[Written problem]
Take every line where the string "accuracy" appears and copy it.

[Task data]
--------------------------------

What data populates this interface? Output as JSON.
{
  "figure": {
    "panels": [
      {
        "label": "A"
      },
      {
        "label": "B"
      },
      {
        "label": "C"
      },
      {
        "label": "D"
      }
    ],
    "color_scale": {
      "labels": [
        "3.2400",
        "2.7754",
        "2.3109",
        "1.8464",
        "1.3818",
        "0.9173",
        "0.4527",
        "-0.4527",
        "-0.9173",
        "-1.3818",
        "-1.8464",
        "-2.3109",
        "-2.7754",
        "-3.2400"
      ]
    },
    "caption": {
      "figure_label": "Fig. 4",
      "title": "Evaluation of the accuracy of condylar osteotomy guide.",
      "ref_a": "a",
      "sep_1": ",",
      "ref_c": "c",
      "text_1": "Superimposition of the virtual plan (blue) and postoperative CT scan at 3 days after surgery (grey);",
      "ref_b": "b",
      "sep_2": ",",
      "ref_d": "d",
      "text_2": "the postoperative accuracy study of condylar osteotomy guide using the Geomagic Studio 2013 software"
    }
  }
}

--------------------------------

[The response]
      "title": "Evaluation of the accuracy of condylar osteotomy guide.",
      "text_2": "the postoperative accuracy study of condylar osteotomy guide using the Geomagic Studio 2013 software"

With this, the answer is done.